Task:
Select the lines that contain "普通高中课程标准实验教科书" and copy each of them.
# # # # # # #
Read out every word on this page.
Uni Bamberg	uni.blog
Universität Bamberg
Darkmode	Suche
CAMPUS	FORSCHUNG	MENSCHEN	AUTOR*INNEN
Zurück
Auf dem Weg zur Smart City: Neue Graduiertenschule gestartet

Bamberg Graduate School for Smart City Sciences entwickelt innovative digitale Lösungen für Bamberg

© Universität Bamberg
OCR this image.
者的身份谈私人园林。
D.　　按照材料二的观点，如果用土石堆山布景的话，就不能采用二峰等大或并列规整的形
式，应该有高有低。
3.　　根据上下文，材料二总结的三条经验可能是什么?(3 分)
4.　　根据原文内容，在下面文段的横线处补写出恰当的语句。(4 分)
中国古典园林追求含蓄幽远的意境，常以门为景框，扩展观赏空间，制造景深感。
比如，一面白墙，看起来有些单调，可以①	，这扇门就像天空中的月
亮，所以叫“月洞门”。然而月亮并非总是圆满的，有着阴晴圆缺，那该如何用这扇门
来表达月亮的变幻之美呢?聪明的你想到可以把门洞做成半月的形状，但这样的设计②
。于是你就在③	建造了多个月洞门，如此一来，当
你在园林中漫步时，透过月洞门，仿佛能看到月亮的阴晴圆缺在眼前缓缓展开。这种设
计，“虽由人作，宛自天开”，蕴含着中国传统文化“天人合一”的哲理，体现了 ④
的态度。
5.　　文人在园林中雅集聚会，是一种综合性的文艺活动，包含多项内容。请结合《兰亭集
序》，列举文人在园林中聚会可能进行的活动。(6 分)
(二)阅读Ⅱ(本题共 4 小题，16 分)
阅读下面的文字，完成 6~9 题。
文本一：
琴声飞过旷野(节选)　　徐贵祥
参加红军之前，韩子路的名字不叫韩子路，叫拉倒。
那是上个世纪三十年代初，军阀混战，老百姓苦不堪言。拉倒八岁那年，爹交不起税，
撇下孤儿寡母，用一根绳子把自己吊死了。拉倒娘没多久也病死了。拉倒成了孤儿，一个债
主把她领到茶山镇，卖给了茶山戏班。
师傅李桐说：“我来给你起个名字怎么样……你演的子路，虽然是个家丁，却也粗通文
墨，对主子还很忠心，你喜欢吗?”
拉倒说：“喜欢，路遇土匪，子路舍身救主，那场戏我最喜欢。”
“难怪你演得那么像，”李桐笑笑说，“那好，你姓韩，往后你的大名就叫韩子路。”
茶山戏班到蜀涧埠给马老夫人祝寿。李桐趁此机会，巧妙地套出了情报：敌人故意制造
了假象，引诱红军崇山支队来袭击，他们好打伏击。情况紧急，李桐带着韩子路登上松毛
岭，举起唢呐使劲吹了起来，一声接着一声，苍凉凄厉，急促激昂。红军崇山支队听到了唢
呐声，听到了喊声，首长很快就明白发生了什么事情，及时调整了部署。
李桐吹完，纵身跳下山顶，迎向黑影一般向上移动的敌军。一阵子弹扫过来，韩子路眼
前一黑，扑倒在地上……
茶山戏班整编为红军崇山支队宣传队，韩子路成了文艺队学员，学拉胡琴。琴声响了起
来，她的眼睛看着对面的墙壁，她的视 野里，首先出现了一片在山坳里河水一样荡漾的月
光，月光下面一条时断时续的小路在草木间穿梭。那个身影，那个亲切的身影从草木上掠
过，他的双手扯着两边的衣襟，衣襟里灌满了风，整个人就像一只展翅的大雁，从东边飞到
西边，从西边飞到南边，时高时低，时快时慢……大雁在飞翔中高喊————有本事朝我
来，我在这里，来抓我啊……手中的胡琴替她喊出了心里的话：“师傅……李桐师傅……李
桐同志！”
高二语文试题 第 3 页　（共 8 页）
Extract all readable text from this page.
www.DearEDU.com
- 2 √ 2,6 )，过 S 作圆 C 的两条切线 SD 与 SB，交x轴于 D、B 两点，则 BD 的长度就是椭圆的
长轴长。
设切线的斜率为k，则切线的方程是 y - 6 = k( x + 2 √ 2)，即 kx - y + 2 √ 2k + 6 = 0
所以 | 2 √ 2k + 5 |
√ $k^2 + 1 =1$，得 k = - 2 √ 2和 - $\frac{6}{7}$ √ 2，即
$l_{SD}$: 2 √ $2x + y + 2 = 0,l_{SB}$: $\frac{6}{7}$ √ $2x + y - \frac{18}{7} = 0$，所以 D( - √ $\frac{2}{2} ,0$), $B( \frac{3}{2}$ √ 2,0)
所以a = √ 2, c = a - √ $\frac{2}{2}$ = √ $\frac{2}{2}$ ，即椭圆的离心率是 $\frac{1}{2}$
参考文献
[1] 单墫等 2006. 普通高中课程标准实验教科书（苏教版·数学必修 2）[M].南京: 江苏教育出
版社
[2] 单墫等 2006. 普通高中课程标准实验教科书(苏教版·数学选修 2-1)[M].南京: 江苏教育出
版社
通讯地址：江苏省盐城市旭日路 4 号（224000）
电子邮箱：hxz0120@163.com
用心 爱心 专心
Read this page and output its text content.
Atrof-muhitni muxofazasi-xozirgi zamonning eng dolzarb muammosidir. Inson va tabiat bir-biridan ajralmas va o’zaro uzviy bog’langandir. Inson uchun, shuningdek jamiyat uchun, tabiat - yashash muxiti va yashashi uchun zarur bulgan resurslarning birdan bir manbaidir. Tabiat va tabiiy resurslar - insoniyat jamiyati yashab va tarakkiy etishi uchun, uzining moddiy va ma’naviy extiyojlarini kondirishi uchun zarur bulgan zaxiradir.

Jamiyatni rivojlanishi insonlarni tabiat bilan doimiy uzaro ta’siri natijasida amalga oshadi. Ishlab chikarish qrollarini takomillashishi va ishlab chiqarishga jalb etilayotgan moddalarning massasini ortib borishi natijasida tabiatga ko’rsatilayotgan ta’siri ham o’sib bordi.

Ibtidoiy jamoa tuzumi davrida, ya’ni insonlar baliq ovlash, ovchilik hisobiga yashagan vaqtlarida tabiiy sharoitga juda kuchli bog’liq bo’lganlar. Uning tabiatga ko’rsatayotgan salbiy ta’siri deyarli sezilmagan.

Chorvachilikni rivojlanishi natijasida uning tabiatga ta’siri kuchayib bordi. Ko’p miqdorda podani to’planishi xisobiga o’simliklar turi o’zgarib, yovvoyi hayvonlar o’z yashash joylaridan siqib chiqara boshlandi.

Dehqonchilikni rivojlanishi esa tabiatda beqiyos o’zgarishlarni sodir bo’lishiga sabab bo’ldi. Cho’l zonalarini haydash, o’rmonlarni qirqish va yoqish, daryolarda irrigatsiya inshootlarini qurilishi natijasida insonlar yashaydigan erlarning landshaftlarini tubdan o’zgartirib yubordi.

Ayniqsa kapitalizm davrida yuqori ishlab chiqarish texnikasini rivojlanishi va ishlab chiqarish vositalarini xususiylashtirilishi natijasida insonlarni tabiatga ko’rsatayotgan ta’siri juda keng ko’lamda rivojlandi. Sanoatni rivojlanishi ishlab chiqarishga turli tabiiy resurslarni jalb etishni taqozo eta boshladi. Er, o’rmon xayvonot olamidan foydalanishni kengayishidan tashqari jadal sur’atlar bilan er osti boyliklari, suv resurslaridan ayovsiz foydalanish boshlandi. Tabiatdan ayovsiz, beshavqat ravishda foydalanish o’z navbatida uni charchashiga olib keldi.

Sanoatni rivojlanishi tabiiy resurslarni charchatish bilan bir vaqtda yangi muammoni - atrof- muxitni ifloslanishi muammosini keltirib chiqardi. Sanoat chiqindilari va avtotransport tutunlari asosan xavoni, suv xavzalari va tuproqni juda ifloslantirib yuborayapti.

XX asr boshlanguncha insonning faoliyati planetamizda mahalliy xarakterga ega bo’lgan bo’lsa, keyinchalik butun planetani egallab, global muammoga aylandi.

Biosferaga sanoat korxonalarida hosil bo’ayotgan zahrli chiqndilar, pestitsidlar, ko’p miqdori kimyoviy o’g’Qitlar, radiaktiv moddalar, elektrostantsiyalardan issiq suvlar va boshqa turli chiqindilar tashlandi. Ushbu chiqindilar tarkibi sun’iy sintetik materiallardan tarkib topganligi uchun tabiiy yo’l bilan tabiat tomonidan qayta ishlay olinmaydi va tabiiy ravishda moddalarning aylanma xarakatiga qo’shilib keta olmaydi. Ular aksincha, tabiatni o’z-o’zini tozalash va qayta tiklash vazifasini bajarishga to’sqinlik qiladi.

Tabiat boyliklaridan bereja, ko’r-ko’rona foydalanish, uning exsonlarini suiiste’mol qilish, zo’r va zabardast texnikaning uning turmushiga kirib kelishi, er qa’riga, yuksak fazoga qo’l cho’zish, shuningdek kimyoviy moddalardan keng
# # # # # # #
Finished task:
[1] 单墫等 2006. 普通高中课程标准实验教科书（苏教版·数学必修 2）[M].南京: 江苏教育出
[2] 单墫等 2006. 普通高中课程标准实验教科书(苏教版·数学选修 2-1)[M].南京: 江苏教育出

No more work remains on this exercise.